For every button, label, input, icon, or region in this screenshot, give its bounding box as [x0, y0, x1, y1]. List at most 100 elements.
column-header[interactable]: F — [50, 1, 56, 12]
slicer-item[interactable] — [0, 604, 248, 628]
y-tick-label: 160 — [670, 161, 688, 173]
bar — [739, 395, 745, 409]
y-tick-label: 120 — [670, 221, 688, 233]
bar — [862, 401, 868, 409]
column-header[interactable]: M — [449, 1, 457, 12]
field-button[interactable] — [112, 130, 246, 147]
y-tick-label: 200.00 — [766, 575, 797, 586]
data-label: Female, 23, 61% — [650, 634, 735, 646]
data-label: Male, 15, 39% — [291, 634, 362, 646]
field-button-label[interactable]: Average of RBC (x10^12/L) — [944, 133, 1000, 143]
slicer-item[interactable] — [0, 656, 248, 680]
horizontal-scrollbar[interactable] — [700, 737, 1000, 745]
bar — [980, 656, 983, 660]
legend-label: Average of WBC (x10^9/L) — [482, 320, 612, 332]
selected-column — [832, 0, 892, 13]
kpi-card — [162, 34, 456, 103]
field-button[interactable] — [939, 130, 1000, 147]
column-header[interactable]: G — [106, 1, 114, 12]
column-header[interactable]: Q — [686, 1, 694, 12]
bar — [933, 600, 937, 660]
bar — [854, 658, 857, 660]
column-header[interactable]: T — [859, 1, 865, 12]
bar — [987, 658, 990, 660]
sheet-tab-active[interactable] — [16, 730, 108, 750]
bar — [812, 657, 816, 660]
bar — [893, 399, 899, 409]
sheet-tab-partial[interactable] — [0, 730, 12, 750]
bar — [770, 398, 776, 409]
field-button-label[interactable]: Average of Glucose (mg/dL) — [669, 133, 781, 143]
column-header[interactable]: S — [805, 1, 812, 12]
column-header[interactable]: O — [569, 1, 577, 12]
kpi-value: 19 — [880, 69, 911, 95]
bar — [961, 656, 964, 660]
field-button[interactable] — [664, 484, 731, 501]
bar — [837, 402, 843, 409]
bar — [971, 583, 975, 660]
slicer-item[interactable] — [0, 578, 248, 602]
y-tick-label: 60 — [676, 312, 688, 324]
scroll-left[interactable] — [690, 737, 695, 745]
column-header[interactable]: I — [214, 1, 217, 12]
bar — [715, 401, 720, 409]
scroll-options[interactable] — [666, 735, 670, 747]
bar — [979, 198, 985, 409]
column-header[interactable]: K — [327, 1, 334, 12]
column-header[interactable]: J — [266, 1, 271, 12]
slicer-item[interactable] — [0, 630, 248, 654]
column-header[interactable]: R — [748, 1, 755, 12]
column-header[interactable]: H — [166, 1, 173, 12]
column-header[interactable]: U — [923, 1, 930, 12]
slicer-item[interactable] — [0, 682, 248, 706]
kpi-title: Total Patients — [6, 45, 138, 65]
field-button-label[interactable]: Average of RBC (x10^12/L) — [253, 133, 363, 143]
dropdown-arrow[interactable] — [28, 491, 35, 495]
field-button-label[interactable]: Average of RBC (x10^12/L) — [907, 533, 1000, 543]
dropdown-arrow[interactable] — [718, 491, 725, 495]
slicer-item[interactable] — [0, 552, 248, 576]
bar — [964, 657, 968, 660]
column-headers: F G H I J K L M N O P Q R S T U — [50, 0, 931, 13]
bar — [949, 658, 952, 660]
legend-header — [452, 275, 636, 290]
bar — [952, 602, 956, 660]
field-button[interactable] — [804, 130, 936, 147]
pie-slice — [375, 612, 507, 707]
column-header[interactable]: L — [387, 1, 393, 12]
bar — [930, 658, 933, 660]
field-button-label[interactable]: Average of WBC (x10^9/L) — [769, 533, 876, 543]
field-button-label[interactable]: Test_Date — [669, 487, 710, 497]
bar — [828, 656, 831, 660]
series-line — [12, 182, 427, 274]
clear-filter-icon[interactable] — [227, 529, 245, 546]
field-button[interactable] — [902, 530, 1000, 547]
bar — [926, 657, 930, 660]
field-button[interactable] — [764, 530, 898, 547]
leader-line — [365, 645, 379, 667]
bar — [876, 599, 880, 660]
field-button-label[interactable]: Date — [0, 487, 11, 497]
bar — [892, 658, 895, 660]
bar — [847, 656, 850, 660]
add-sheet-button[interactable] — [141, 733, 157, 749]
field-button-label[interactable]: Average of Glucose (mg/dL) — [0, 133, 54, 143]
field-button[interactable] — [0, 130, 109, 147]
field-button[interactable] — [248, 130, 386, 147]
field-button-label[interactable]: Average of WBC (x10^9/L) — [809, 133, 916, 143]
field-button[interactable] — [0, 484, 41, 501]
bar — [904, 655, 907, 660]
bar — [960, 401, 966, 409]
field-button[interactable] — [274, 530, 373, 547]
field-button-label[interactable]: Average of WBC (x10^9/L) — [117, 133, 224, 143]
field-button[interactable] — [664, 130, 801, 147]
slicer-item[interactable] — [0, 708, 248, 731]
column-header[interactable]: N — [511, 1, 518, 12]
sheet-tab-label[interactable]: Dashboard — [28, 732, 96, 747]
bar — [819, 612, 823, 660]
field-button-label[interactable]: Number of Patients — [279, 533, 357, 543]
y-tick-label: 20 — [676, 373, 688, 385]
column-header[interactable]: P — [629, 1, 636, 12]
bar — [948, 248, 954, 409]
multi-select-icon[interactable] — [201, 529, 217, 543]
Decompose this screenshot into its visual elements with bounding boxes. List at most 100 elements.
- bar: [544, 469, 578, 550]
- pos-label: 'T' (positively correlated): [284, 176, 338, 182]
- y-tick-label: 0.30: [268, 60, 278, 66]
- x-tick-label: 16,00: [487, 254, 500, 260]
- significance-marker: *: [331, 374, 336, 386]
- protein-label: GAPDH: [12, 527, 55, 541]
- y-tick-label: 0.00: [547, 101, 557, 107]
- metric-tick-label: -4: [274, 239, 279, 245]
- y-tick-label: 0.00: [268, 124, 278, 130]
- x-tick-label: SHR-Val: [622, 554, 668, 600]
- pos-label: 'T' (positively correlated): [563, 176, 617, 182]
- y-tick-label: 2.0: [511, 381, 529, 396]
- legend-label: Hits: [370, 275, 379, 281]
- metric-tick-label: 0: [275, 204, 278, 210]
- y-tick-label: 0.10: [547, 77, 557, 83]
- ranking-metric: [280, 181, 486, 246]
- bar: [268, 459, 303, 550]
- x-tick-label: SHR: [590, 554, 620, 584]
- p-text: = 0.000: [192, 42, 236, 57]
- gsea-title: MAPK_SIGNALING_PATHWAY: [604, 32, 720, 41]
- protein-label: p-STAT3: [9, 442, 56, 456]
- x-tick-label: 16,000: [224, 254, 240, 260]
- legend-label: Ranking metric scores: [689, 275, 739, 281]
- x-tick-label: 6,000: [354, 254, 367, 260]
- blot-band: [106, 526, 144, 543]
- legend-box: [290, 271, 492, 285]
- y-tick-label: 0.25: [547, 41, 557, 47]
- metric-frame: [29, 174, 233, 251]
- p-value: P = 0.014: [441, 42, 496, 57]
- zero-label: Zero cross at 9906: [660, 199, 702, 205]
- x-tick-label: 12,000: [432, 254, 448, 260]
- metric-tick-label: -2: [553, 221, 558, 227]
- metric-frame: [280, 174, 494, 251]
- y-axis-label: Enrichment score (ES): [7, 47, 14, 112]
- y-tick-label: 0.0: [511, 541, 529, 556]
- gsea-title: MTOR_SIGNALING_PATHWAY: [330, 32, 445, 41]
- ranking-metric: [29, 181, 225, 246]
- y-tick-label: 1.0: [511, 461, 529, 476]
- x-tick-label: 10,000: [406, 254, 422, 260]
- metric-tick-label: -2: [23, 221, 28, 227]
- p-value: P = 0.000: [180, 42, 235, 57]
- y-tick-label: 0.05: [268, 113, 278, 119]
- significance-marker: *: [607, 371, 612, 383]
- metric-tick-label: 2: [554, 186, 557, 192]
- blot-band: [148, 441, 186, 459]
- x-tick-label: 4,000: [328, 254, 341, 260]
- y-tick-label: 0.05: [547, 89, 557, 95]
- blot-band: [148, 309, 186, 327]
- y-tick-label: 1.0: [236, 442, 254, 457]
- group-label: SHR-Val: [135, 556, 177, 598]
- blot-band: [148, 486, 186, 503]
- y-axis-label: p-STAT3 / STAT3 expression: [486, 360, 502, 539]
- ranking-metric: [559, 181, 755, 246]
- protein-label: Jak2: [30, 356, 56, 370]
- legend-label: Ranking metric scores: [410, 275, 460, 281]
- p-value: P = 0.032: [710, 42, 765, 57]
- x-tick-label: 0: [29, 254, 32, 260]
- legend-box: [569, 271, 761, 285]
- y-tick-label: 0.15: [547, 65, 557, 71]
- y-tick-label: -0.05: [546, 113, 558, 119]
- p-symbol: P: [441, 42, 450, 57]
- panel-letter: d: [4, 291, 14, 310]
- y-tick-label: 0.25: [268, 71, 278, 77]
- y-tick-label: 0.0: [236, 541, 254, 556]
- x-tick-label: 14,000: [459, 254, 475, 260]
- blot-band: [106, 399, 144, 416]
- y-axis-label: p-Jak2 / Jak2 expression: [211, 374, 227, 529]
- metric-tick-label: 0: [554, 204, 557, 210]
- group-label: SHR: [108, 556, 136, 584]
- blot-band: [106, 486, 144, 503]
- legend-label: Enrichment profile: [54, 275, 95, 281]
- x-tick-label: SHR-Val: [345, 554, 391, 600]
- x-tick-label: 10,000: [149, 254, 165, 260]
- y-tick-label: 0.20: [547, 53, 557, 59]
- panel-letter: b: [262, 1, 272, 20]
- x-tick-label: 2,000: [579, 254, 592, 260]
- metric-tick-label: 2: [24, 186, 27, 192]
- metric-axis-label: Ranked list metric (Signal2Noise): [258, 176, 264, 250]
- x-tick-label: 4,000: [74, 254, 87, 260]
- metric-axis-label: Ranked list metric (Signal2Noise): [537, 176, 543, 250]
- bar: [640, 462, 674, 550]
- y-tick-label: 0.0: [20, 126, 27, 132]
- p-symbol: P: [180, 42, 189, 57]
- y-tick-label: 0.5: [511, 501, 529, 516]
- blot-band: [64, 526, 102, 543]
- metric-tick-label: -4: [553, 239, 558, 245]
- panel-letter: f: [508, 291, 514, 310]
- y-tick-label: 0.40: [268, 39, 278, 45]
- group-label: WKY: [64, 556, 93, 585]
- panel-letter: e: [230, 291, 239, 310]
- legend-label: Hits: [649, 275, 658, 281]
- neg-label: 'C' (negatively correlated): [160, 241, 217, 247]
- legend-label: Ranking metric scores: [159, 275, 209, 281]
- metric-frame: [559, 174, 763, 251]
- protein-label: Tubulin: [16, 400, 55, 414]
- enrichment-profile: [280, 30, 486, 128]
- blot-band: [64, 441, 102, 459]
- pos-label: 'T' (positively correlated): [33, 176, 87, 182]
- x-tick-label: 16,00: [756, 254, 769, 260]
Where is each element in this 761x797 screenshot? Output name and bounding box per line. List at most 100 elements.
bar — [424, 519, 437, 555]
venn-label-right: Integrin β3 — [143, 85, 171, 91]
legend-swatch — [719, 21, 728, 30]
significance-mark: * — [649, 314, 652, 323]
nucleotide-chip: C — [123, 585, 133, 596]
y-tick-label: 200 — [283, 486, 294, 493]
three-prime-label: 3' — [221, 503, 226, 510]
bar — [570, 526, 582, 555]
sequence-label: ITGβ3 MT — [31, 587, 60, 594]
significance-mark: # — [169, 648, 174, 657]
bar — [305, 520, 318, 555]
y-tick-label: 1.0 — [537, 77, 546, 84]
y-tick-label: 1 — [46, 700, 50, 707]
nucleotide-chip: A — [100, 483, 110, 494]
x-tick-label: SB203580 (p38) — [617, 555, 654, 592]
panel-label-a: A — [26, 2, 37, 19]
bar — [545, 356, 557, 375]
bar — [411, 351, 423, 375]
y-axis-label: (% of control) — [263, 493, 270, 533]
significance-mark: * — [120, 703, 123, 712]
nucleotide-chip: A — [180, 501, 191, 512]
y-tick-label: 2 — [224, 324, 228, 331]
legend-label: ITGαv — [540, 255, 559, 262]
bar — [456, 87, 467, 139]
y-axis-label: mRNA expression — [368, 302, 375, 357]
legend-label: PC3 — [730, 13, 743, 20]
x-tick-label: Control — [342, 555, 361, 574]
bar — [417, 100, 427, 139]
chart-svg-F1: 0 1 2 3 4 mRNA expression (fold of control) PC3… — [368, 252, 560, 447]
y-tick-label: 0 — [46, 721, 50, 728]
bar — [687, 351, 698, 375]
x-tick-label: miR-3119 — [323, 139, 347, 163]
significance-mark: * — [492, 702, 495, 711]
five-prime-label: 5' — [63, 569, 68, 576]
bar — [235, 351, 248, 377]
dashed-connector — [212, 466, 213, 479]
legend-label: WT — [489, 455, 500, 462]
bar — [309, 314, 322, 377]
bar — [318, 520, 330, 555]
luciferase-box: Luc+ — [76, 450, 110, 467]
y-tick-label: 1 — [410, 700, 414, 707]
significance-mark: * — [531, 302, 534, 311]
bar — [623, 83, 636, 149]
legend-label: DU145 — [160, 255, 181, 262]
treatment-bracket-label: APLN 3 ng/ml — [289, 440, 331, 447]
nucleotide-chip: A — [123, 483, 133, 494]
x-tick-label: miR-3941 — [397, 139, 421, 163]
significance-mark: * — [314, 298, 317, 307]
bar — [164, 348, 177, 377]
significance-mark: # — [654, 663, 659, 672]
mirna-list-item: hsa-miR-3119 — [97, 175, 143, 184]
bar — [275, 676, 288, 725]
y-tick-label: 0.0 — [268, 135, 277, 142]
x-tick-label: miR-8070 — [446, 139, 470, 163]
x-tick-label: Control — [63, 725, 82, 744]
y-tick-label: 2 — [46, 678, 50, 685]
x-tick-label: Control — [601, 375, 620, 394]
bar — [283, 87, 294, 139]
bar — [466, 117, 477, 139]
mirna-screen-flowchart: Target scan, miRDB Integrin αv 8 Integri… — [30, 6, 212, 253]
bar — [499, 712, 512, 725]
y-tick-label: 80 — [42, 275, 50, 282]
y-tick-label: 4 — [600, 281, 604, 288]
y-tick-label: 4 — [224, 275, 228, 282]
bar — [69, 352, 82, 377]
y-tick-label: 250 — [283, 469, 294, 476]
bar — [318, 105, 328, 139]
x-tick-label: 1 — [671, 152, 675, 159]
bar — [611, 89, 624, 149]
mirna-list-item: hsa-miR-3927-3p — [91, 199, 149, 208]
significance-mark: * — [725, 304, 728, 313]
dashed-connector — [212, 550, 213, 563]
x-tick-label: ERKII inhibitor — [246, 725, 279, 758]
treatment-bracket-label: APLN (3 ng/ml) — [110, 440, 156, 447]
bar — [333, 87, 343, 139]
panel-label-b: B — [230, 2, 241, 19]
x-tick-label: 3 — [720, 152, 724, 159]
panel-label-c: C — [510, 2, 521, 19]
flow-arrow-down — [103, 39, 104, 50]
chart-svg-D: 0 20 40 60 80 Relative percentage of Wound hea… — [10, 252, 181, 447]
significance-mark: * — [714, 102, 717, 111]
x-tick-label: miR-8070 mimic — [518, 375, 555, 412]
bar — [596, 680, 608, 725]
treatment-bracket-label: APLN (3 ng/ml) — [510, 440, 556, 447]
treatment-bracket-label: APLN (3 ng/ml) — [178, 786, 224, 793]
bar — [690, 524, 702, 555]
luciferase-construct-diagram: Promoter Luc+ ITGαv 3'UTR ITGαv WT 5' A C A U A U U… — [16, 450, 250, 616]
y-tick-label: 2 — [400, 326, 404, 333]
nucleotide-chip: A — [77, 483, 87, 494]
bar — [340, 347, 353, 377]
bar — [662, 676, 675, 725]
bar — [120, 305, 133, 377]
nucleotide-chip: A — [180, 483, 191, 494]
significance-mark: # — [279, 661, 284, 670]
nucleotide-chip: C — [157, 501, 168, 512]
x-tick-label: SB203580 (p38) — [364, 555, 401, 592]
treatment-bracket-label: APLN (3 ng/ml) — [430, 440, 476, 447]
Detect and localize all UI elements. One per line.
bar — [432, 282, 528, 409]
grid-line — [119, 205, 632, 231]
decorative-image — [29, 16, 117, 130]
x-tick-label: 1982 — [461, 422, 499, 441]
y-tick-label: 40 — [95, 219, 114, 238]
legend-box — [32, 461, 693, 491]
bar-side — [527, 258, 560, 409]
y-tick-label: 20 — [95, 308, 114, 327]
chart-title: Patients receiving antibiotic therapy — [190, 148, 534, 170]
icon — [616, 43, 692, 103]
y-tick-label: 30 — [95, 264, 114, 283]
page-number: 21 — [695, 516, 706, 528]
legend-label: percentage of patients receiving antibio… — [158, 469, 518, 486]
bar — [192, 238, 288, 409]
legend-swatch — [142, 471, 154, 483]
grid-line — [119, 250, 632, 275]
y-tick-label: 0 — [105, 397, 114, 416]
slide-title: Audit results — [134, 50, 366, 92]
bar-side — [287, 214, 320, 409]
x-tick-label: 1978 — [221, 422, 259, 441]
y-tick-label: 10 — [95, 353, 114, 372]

# # # #

## [What to work on]
All lines from the line containing "Detect and localize" through the end of the listing above are to be duplicated exactly; include both ends and nothing further.

## [The answer]
Detect and localize all UI elements. One per line.
bar — [432, 282, 528, 409]
grid-line — [119, 205, 632, 231]
decorative-image — [29, 16, 117, 130]
x-tick-label: 1982 — [461, 422, 499, 441]
y-tick-label: 40 — [95, 219, 114, 238]
legend-box — [32, 461, 693, 491]
bar-side — [527, 258, 560, 409]
y-tick-label: 20 — [95, 308, 114, 327]
chart-title: Patients receiving antibiotic therapy — [190, 148, 534, 170]
icon — [616, 43, 692, 103]
y-tick-label: 30 — [95, 264, 114, 283]
page-number: 21 — [695, 516, 706, 528]
legend-label: percentage of patients receiving antibio… — [158, 469, 518, 486]
bar — [192, 238, 288, 409]
legend-swatch — [142, 471, 154, 483]
grid-line — [119, 250, 632, 275]
y-tick-label: 0 — [105, 397, 114, 416]
slide-title: Audit results — [134, 50, 366, 92]
bar-side — [287, 214, 320, 409]
x-tick-label: 1978 — [221, 422, 259, 441]
y-tick-label: 10 — [95, 353, 114, 372]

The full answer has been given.